____ Exercise inputs

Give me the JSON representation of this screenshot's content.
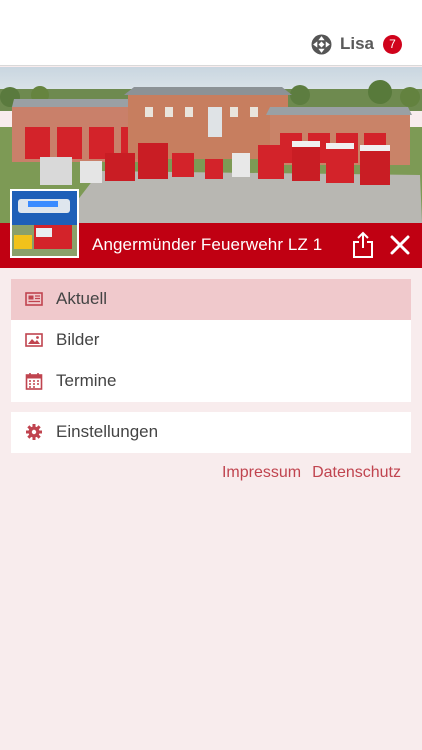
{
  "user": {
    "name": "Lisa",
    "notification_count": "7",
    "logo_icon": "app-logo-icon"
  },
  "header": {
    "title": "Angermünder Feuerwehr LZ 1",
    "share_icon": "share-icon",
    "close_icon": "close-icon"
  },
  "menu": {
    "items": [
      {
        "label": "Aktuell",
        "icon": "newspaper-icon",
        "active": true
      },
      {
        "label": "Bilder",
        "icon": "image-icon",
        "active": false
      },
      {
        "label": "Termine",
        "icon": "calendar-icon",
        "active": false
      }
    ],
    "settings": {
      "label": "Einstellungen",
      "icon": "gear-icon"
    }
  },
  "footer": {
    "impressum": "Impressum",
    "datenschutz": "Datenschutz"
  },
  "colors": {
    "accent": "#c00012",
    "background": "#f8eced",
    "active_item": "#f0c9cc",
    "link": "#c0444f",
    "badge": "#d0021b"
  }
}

________

_Exercise description_
Your task is to copy the entries in full and exactly, without any images.

_Solution to this task_
Give me the JSON representation of this screenshot's content.
{
  "user": {
    "name": "Lisa",
    "notification_count": "7",
    "logo_icon": "app-logo-icon"
  },
  "header": {
    "title": "Angermünder Feuerwehr LZ 1",
    "share_icon": "share-icon",
    "close_icon": "close-icon"
  },
  "menu": {
    "items": [
      {
        "label": "Aktuell",
        "icon": "newspaper-icon",
        "active": true
      },
      {
        "label": "Bilder",
        "icon": "image-icon",
        "active": false
      },
      {
        "label": "Termine",
        "icon": "calendar-icon",
        "active": false
      }
    ],
    "settings": {
      "label": "Einstellungen",
      "icon": "gear-icon"
    }
  },
  "footer": {
    "impressum": "Impressum",
    "datenschutz": "Datenschutz"
  },
  "colors": {
    "accent": "#c00012",
    "background": "#f8eced",
    "active_item": "#f0c9cc",
    "link": "#c0444f",
    "badge": "#d0021b"
  }
}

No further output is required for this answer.